> **WRITTEN EXERCISE**: Copy the lines of the material verbatim, from the line containing "x-tick-label: 0 — [65, 667, 76, 682]" to the line containing "legend-label: Theory — [711, 141, 774, 159]", including both.

[Stored items from a collection]
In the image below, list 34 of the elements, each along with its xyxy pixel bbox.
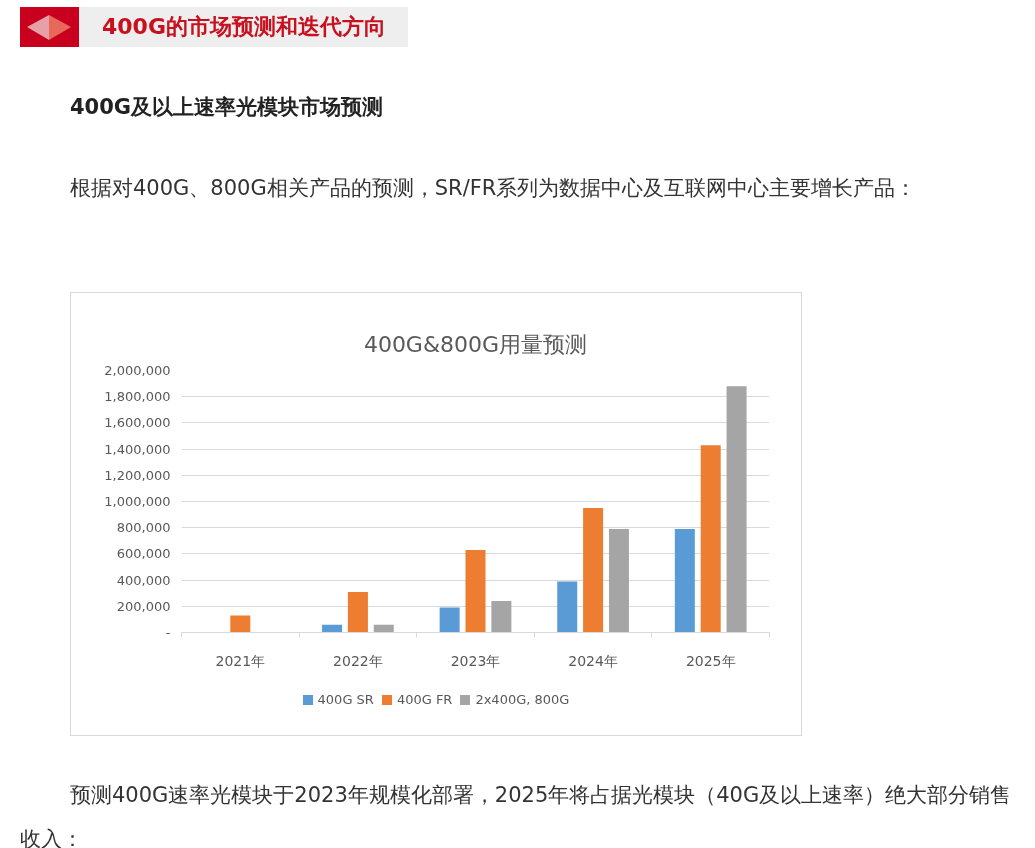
bar (491, 601, 512, 633)
bar (674, 529, 695, 633)
text: 根据对400G、800G相关产品的预测，SR/FR系列为数据中心及互联网中心主要增长产品： (69, 175, 918, 202)
y-tick-label: 2,000,000 (104, 363, 171, 378)
y-tick-label: 1,400,000 (104, 441, 171, 457)
x-tick-label: 2025年 (685, 652, 736, 669)
chart-title: 400G&800G用量预测 (363, 331, 588, 357)
bar (726, 386, 747, 633)
bar (230, 615, 251, 633)
bar (700, 445, 721, 633)
x-tick-label: 2021年 (215, 652, 266, 669)
bar (608, 529, 629, 633)
text: 400G的市场预测和迭代方向 (79, 7, 408, 47)
y-tick-label: 1,600,000 (104, 415, 171, 431)
x-tick-label: 2023年 (450, 652, 501, 669)
bar (557, 581, 578, 633)
y-tick-label: 400,000 (116, 572, 171, 588)
y-tick-label: 1,200,000 (104, 467, 171, 483)
y-tick-label: 1,800,000 (104, 389, 171, 405)
bar (465, 549, 486, 633)
y-tick-label: 800,000 (116, 520, 171, 536)
x-tick-label: 2024年 (568, 652, 618, 669)
bar (439, 607, 460, 633)
x-tick-label: 2022年 (333, 652, 383, 669)
legend-label: 400G FR (396, 690, 453, 709)
bar (347, 591, 368, 633)
y-tick-label: 200,000 (116, 598, 171, 614)
bar (583, 508, 604, 633)
legend-label: 2x400G, 800G (475, 690, 570, 709)
y-tick-label: - (165, 625, 171, 640)
legend-label: 400G SR (317, 690, 374, 709)
y-tick-label: 600,000 (116, 546, 171, 562)
text: 400G及以上速率光模块市场预测 (70, 94, 385, 121)
y-tick-label: 1,000,000 (104, 494, 171, 509)
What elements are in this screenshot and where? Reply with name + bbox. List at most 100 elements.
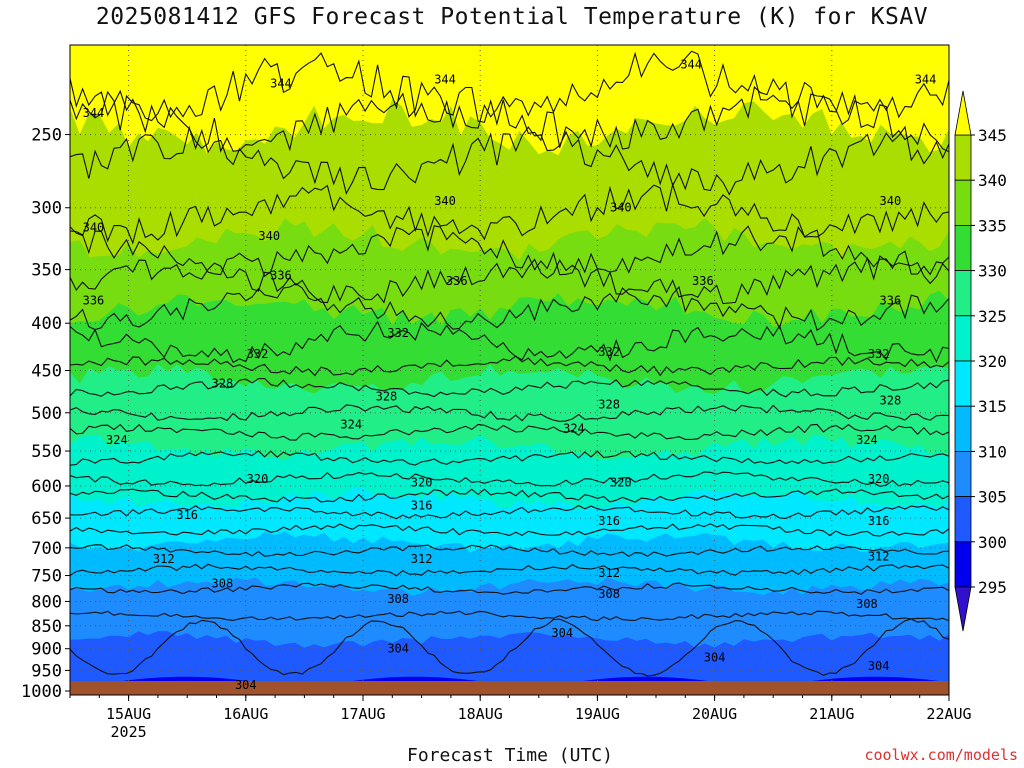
colorbar-label-295: 295 [978, 578, 1007, 597]
contour-label-328: 328 [212, 377, 234, 391]
y-tick-label-350: 350 [31, 261, 62, 281]
contour-label-328: 328 [598, 398, 620, 412]
contour-label-344: 344 [83, 106, 105, 120]
contour-label-324: 324 [856, 433, 878, 447]
contour-324 [70, 423, 949, 441]
colorbar-label-340: 340 [978, 171, 1007, 190]
contour-labels: 344 344 344 344 344 340 340 340 340 340 336 336 336 3… [83, 58, 937, 692]
contour-label-340: 340 [880, 194, 902, 208]
contour-label-308: 308 [387, 592, 409, 606]
contour-label-340: 340 [434, 194, 456, 208]
contour-label-316: 316 [176, 508, 198, 522]
source-credit[interactable]: coolwx.com/models [864, 746, 1018, 764]
colorbar-label-310: 310 [978, 442, 1007, 461]
contour-332 [70, 320, 949, 364]
colorbar-label-335: 335 [978, 216, 1007, 235]
y-axis: 250 300 350 400 450 500 550 600 650 700 750 800 850 9… [21, 126, 70, 702]
contour-lines [70, 50, 949, 677]
contour-label-312: 312 [868, 549, 890, 563]
contour-label-328: 328 [376, 389, 398, 403]
contour-306 [70, 610, 949, 622]
colorbar-label-300: 300 [978, 533, 1007, 552]
contour-label-320: 320 [610, 476, 632, 490]
contour-label-304: 304 [235, 678, 257, 692]
contour-label-320: 320 [868, 472, 890, 486]
contour-label-304: 304 [868, 659, 890, 673]
contour-label-324: 324 [106, 433, 128, 447]
y-tick-label-900: 900 [31, 640, 62, 660]
contour-label-308: 308 [598, 587, 620, 601]
colorbar-band-325 [954, 270, 972, 317]
contour-label-340: 340 [258, 229, 280, 243]
contour-304 [70, 618, 949, 677]
colorbar-over-arrow [954, 90, 972, 136]
contour-label-344: 344 [434, 73, 456, 87]
colorbar-label-315: 315 [978, 397, 1007, 416]
contour-314 [70, 523, 949, 537]
contour-label-320: 320 [411, 476, 433, 490]
contour-label-336: 336 [880, 294, 902, 308]
contour-312 [70, 544, 949, 557]
contour-label-304: 304 [551, 626, 573, 640]
contour-label-320: 320 [247, 472, 269, 486]
colorbar-band-340 [954, 134, 972, 181]
grid-lines [70, 45, 949, 695]
x-tick-label-22AUG: 22AUG [926, 705, 971, 723]
ground-surface [70, 681, 949, 695]
contour-330 [70, 355, 949, 377]
colorbar-band-300 [954, 496, 972, 543]
colorbar-band-335 [954, 179, 972, 226]
contour-316 [70, 504, 949, 520]
contour-label-316: 316 [598, 514, 620, 528]
contour-label-312: 312 [411, 552, 433, 566]
contour-label-312: 312 [598, 566, 620, 580]
contour-334 [70, 283, 949, 332]
x-tick-label-21AUG: 21AUG [809, 705, 854, 723]
colorbar-label-320: 320 [978, 352, 1007, 371]
contour-label-304: 304 [704, 651, 726, 665]
colorbar-band-320 [954, 315, 972, 362]
contour-label-336: 336 [83, 294, 105, 308]
y-tick-label-400: 400 [31, 314, 62, 334]
x-tick-label-17AUG: 17AUG [340, 705, 385, 723]
contour-label-332: 332 [247, 347, 269, 361]
colorbar-label-305: 305 [978, 488, 1007, 507]
contour-320 [70, 471, 949, 487]
y-tick-label-700: 700 [31, 539, 62, 559]
contour-336 [70, 255, 949, 305]
contour-label-332: 332 [868, 347, 890, 361]
y-tick-label-550: 550 [31, 442, 62, 462]
colorbar: 345 340 335 330 325 320 315 310 305 300 295 [954, 90, 1007, 632]
contour-322 [70, 450, 949, 466]
contour-label-344: 344 [915, 73, 937, 87]
x-tick-label-19AUG: 19AUG [575, 705, 620, 723]
y-tick-label-750: 750 [31, 567, 62, 587]
chart-title: 2025081412 GFS Forecast Potential Temper… [95, 4, 929, 30]
contour-label-308: 308 [212, 576, 234, 590]
colorbar-label-325: 325 [978, 307, 1007, 326]
contour-328 [70, 377, 949, 398]
color-fill-bands [70, 45, 949, 695]
contour-340 [70, 182, 949, 245]
y-tick-label-500: 500 [31, 404, 62, 424]
contour-label-304: 304 [387, 642, 409, 656]
contour-344 [70, 77, 949, 153]
contour-label-332: 332 [598, 345, 620, 359]
colorbar-band-330 [954, 224, 972, 271]
contour-310 [70, 563, 949, 577]
contour-346 [70, 50, 949, 131]
y-tick-label-1000: 1000 [21, 682, 62, 702]
y-tick-label-450: 450 [31, 361, 62, 381]
contour-308 [70, 582, 949, 595]
x-axis-title: Forecast Time (UTC) [407, 745, 613, 766]
contour-label-324: 324 [563, 422, 585, 436]
contour-label-340: 340 [610, 201, 632, 215]
colorbar-label-345: 345 [978, 126, 1007, 145]
colorbar-label-330: 330 [978, 262, 1007, 281]
band-300-305 [70, 631, 949, 695]
contour-label-344: 344 [680, 58, 702, 72]
contour-label-308: 308 [856, 597, 878, 611]
y-tick-label-250: 250 [31, 126, 62, 146]
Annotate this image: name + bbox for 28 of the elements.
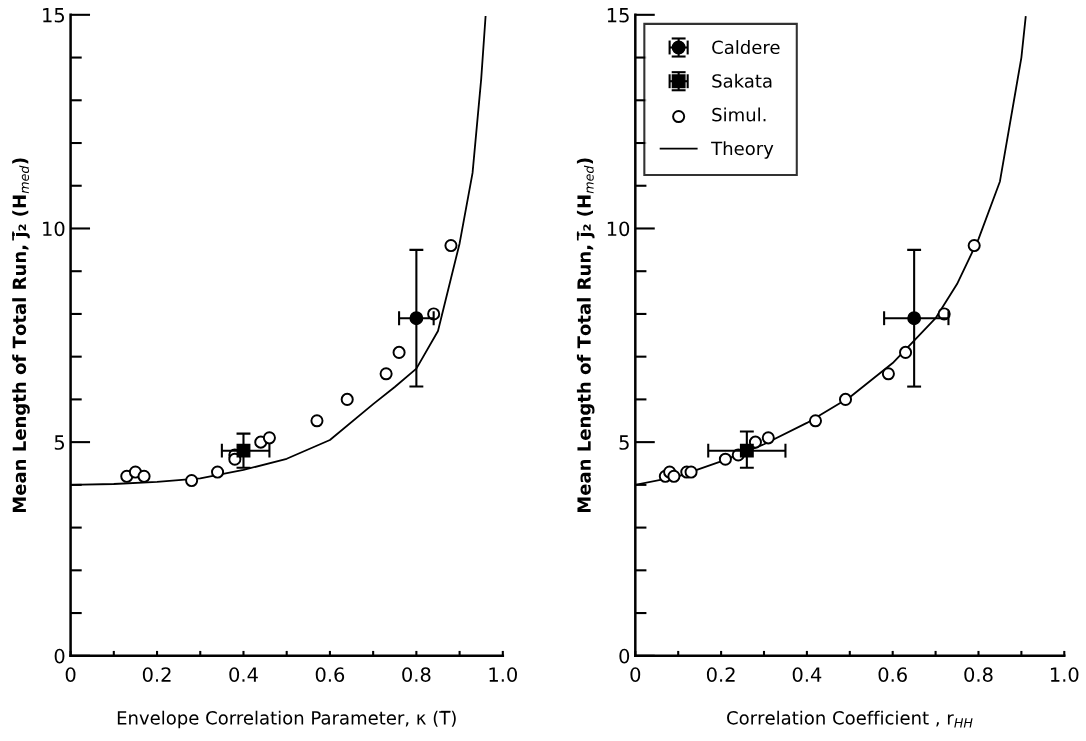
x-tick-label: 0 — [65, 667, 76, 682]
y-tick-label: 15 — [43, 8, 65, 23]
legend-label: Caldere — [712, 40, 780, 55]
y-tick-label: 15 — [607, 8, 629, 23]
x-tick-label: 1.0 — [489, 667, 517, 682]
y-tick-label: 0 — [54, 648, 65, 664]
y-tick-label: 10 — [607, 221, 630, 237]
legend-label: Theory — [711, 141, 774, 159]
y-axis-title: Mean Length of Total Run, j̅₂ (H$_{med}$) — [576, 158, 595, 513]
x-tick-label: 1.0 — [1050, 667, 1079, 682]
y-tick-label: 5 — [619, 435, 629, 450]
x-axis-title: Correlation Coefficient , r$_{HH}$ — [727, 710, 973, 728]
y-tick-label: 10 — [43, 221, 65, 237]
y-tick-label: 0 — [619, 648, 630, 664]
x-tick-label: 0 — [630, 667, 641, 682]
x-axis-title: Envelope Correlation Parameter, κ (T̅) — [117, 710, 456, 729]
x-tick-label: 0.2 — [142, 667, 171, 682]
x-tick-label: 0.2 — [706, 667, 735, 682]
x-tick-label: 0.8 — [402, 667, 431, 682]
x-tick-label: 0.4 — [229, 667, 258, 682]
legend-label: Simul. — [712, 107, 766, 122]
x-tick-label: 0.8 — [964, 667, 993, 682]
x-tick-label: 0.6 — [315, 667, 345, 682]
legend-label: Sakata — [712, 73, 772, 88]
x-tick-label: 0.6 — [878, 667, 907, 682]
y-axis-title: Mean Length of Total Run, j̅₂ (H$_{med}$) — [12, 158, 30, 513]
y-tick-label: 5 — [54, 435, 65, 450]
x-tick-label: 0.4 — [792, 667, 822, 682]
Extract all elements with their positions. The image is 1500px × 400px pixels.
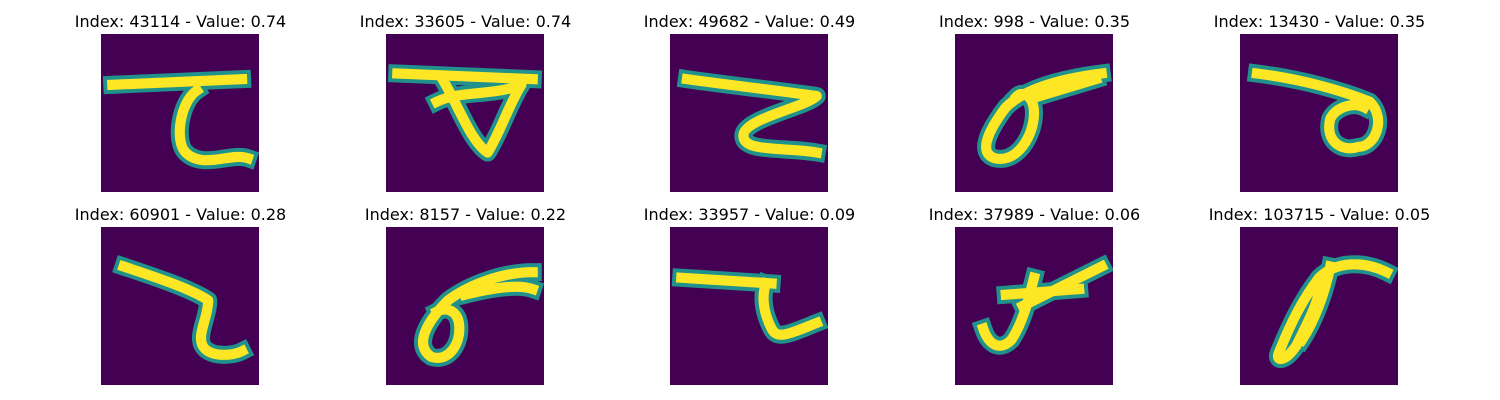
panel-title: Index: 33957 - Value: 0.09 — [643, 205, 856, 224]
panel-10: Index: 103715 - Value: 0.05 — [1177, 205, 1462, 385]
digit-glyph — [955, 34, 1113, 192]
panel-title: Index: 37989 - Value: 0.06 — [928, 205, 1141, 224]
panel-title: Index: 103715 - Value: 0.05 — [1208, 205, 1431, 224]
panel-6: Index: 60901 - Value: 0.28 — [38, 205, 323, 385]
panel-title: Index: 43114 - Value: 0.74 — [74, 12, 287, 31]
digit-image — [101, 227, 259, 385]
digit-image — [1240, 227, 1398, 385]
panel-7: Index: 8157 - Value: 0.22 — [323, 205, 608, 385]
digit-image — [101, 34, 259, 192]
digit-image — [955, 227, 1113, 385]
digit-image — [955, 34, 1113, 192]
digit-stroke-core — [117, 260, 249, 360]
digit-stroke-core — [417, 267, 540, 363]
digit-stroke-core — [976, 271, 1041, 351]
digit-stroke-core — [1273, 259, 1394, 364]
digit-stroke-core — [1000, 283, 1085, 301]
digit-stroke-core — [1251, 67, 1384, 154]
digit-image — [670, 227, 828, 385]
panel-title: Index: 49682 - Value: 0.49 — [643, 12, 856, 31]
panel-1: Index: 43114 - Value: 0.74 — [38, 12, 323, 192]
panel-5: Index: 13430 - Value: 0.35 — [1177, 12, 1462, 192]
panel-9: Index: 37989 - Value: 0.06 — [892, 205, 1177, 385]
digit-glyph — [1240, 34, 1398, 192]
digit-stroke-core — [681, 73, 823, 159]
digit-glyph — [101, 34, 259, 192]
digit-image — [670, 34, 828, 192]
panel-title: Index: 998 - Value: 0.35 — [938, 12, 1131, 31]
panel-title: Index: 8157 - Value: 0.22 — [364, 205, 567, 224]
panel-4: Index: 998 - Value: 0.35 — [892, 12, 1177, 192]
digit-stroke-core — [392, 68, 538, 85]
digit-stroke-core — [675, 272, 777, 289]
digit-glyph — [670, 227, 828, 385]
digit-stroke-core — [981, 67, 1108, 164]
digit-glyph — [386, 34, 544, 192]
digit-glyph — [955, 227, 1113, 385]
digit-image — [386, 227, 544, 385]
panel-3: Index: 49682 - Value: 0.49 — [607, 12, 892, 192]
panel-title: Index: 13430 - Value: 0.35 — [1213, 12, 1426, 31]
digit-glyph — [101, 227, 259, 385]
digit-stroke-core — [758, 277, 824, 340]
digit-glyph — [1240, 227, 1398, 385]
panel-2: Index: 33605 - Value: 0.74 — [323, 12, 608, 192]
digit-glyph — [386, 227, 544, 385]
digit-image — [1240, 34, 1398, 192]
panel-8: Index: 33957 - Value: 0.09 — [607, 205, 892, 385]
digit-image — [386, 34, 544, 192]
digit-stroke-core — [429, 72, 527, 158]
panel-title: Index: 33605 - Value: 0.74 — [359, 12, 572, 31]
digit-stroke-core — [174, 83, 255, 166]
digit-stroke-core — [106, 73, 248, 91]
digit-glyph — [670, 34, 828, 192]
panel-title: Index: 60901 - Value: 0.28 — [74, 205, 287, 224]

> **SOLVED PROBLEM**:
x-tick-label: 0 — [65, 667, 76, 682]
y-tick-label: 15 — [43, 8, 65, 23]
legend-label: Caldere — [712, 40, 780, 55]
y-tick-label: 15 — [607, 8, 629, 23]
x-tick-label: 1.0 — [489, 667, 517, 682]
y-tick-label: 0 — [54, 648, 65, 664]
y-tick-label: 10 — [607, 221, 630, 237]
legend-label: Theory — [711, 141, 774, 159]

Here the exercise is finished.